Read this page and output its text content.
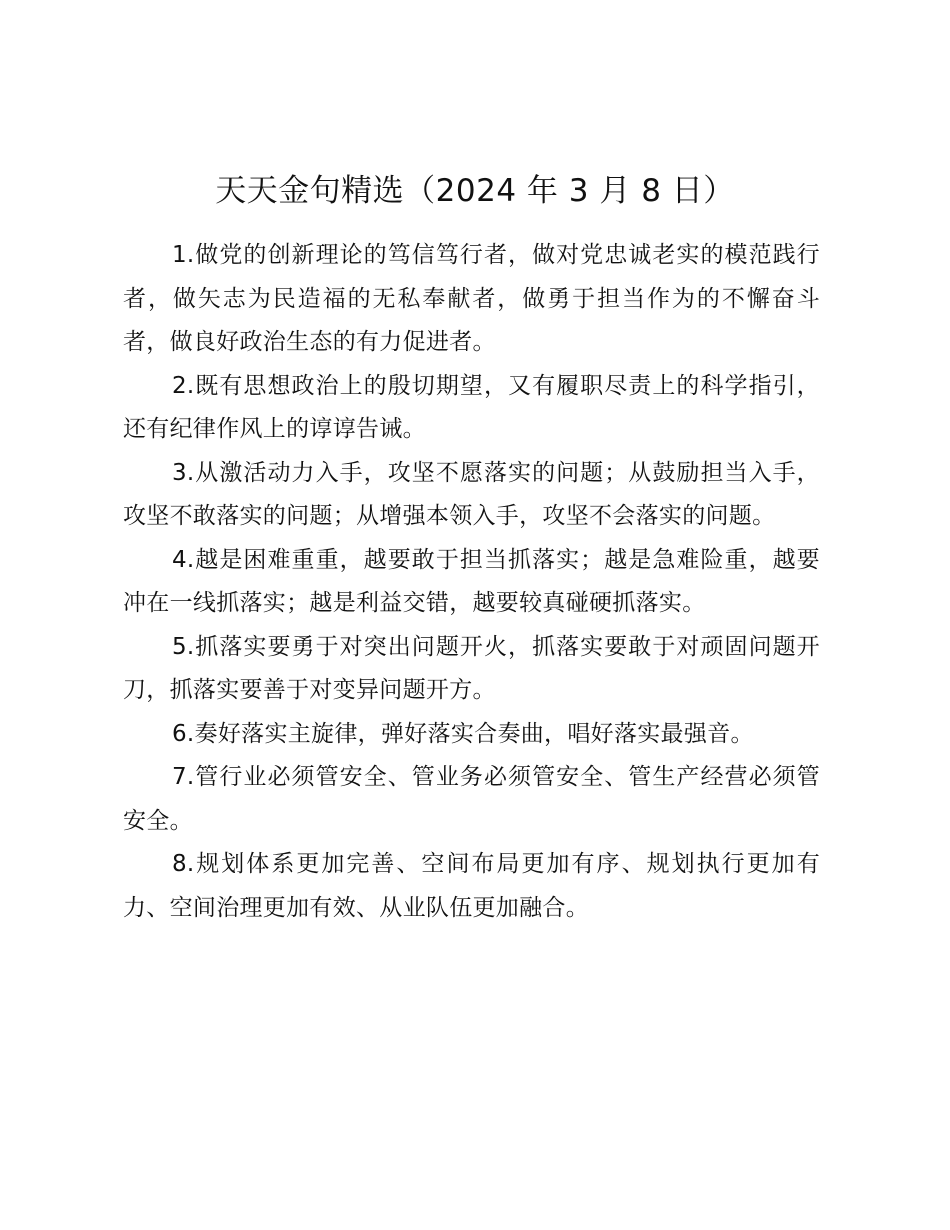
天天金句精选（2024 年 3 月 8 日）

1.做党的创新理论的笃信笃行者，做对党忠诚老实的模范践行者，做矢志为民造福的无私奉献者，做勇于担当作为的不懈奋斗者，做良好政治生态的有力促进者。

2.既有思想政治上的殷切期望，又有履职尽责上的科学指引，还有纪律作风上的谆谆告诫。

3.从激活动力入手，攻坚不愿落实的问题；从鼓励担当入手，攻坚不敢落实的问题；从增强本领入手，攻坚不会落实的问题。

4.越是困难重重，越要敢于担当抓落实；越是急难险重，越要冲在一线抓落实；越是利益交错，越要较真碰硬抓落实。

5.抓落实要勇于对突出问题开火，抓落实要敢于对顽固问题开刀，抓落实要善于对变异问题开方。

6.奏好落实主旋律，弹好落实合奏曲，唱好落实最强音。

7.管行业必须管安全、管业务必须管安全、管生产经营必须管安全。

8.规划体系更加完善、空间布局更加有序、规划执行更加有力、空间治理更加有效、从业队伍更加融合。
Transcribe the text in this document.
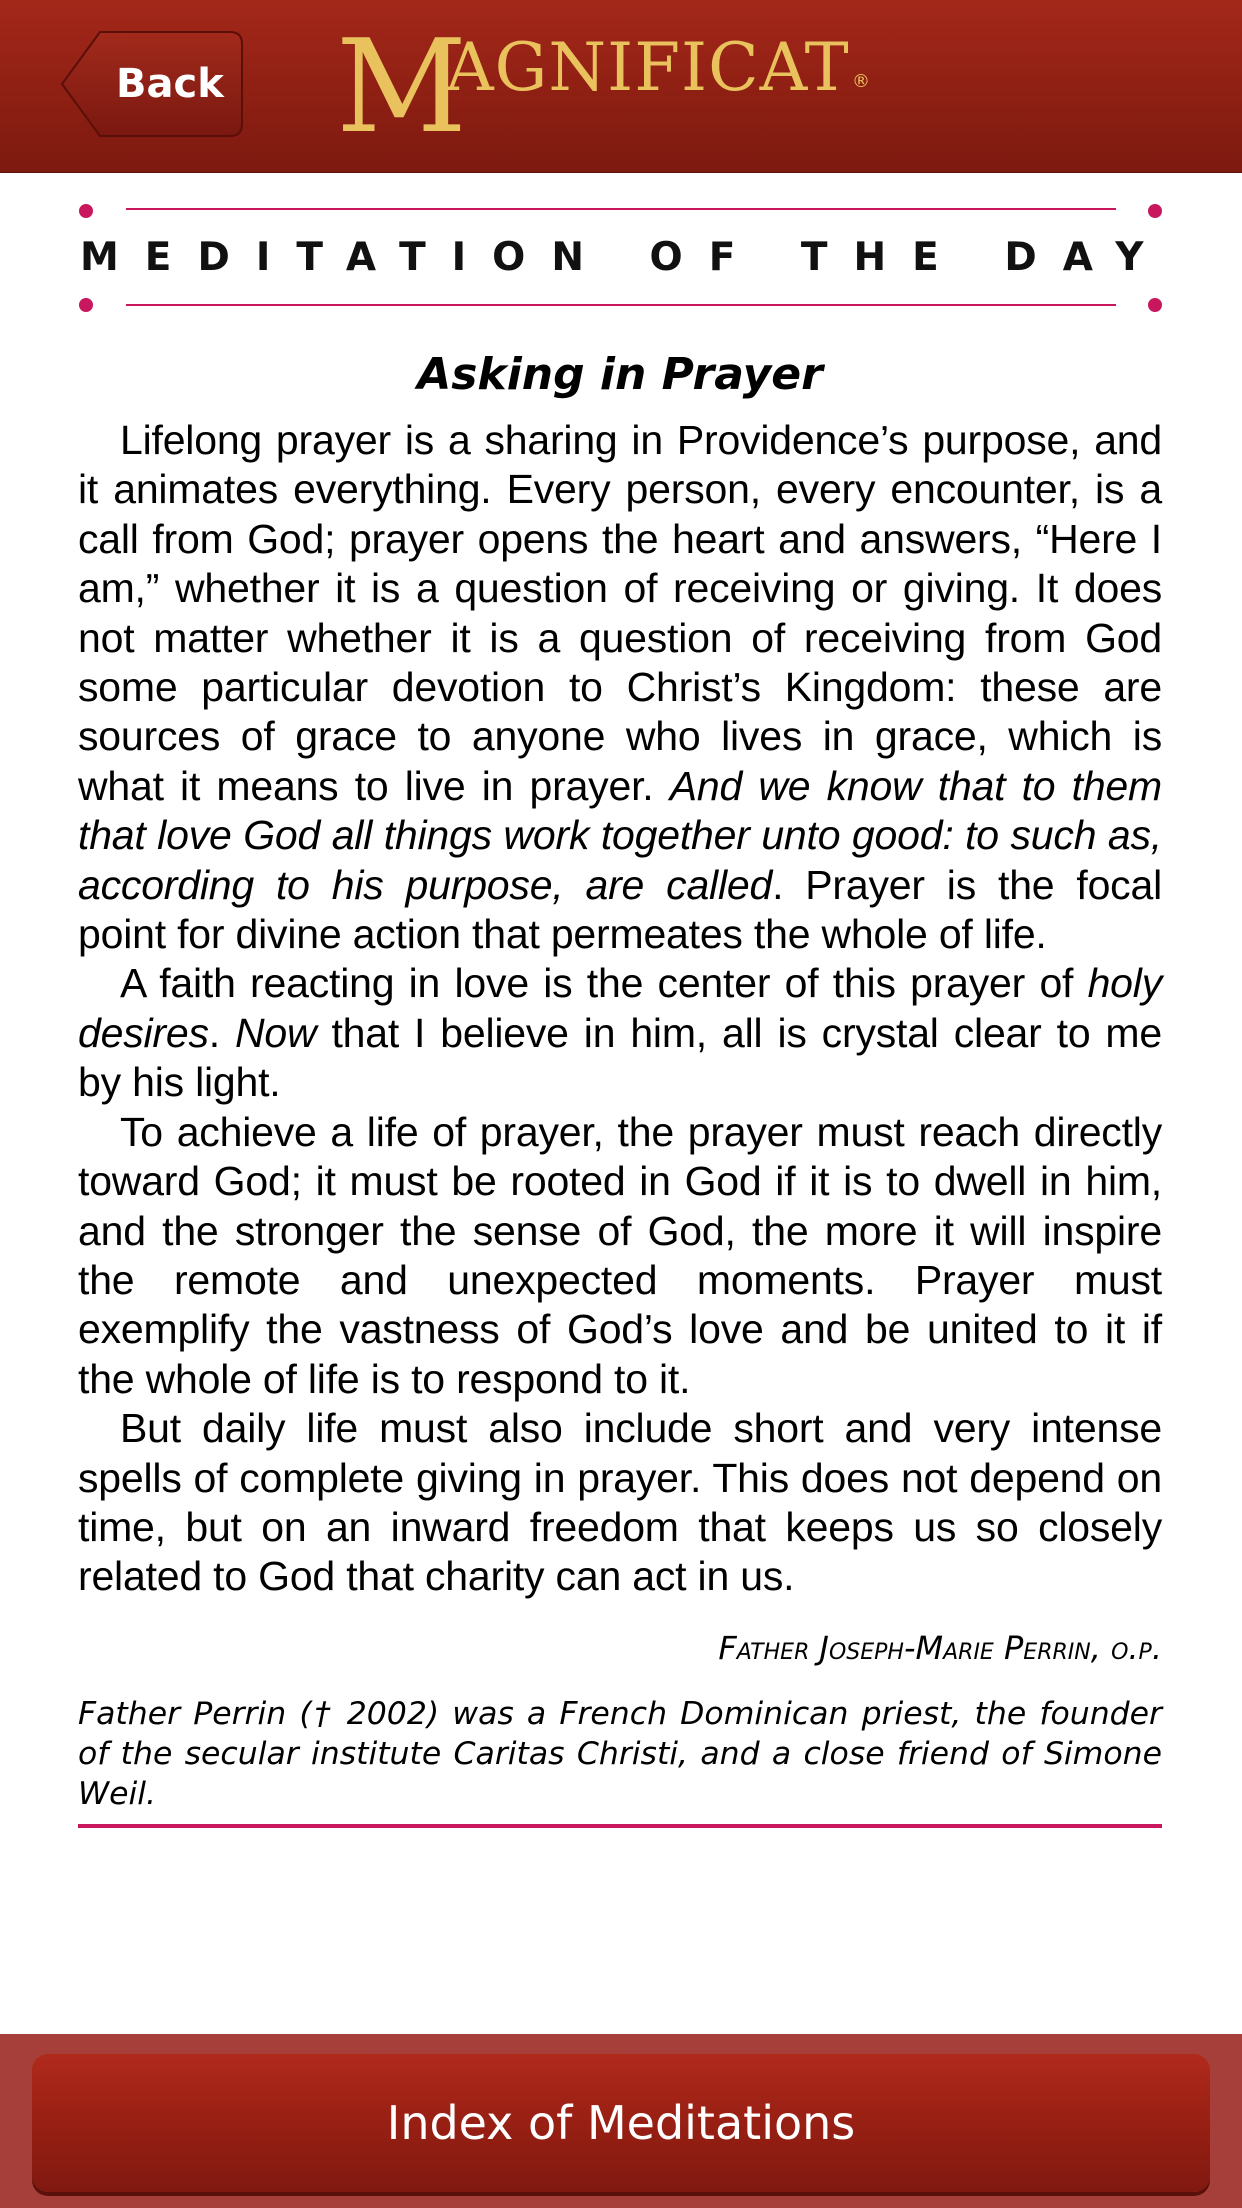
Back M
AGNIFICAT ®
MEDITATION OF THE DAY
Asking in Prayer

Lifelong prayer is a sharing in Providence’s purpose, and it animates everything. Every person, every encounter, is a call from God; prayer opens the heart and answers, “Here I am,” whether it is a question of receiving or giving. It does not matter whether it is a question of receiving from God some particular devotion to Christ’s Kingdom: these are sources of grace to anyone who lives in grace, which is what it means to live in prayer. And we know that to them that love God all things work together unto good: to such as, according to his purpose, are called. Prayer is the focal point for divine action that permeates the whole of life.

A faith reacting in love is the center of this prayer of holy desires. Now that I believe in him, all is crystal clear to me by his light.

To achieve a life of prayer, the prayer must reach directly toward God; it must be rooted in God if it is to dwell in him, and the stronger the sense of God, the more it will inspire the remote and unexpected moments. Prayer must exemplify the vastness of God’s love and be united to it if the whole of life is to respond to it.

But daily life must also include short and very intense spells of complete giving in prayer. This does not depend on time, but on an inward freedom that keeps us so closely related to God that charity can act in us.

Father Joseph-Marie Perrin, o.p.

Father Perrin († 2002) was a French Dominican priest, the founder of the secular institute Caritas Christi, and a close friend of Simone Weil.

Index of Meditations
* * * * * * *
= Task to complete =
Search the lines for "text". Copy each line that has it.

= Result for this task =
Read this page and output its text content.
Transcribe the text in this document.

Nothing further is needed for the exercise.